■ **What is asked**
Work through the data line by line, gathering every line that has the word "name".

Figure record listings:
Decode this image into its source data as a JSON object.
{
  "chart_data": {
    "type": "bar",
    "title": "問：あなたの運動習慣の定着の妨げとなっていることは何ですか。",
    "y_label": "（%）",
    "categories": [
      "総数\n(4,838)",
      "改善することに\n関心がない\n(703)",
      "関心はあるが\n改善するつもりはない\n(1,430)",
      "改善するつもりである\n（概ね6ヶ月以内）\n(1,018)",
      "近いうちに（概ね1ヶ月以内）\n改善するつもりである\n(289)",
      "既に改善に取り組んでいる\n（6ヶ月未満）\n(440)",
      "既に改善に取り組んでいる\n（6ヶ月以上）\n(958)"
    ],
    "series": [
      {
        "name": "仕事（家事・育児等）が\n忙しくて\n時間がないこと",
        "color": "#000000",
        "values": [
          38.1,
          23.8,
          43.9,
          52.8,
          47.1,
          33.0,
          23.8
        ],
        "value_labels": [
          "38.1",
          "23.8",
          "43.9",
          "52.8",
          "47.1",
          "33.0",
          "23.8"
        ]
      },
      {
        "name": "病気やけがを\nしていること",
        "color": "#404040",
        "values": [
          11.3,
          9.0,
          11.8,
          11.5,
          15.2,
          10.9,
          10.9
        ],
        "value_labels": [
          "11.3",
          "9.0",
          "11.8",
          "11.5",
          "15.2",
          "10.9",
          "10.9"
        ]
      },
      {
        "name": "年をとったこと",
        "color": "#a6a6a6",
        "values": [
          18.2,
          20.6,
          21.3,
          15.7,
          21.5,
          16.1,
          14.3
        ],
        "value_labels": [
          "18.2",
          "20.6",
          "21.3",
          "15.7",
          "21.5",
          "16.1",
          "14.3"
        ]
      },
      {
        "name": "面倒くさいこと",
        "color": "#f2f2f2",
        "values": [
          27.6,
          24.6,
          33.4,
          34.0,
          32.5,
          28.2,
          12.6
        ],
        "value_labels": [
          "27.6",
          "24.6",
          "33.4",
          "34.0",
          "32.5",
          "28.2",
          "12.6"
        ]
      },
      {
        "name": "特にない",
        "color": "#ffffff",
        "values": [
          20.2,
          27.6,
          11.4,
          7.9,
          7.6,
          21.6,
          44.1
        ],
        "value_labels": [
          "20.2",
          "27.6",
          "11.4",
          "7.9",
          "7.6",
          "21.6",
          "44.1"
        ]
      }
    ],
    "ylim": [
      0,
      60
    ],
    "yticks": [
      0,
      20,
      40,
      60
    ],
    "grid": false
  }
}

■ **Answer to the task**
        "name": "仕事（家事・育児等）が\n忙しくて\n時間がないこと",
        "name": "病気やけがを\nしていること",
        "name": "年をとったこと",
        "name": "面倒くさいこと",
        "name": "特にない",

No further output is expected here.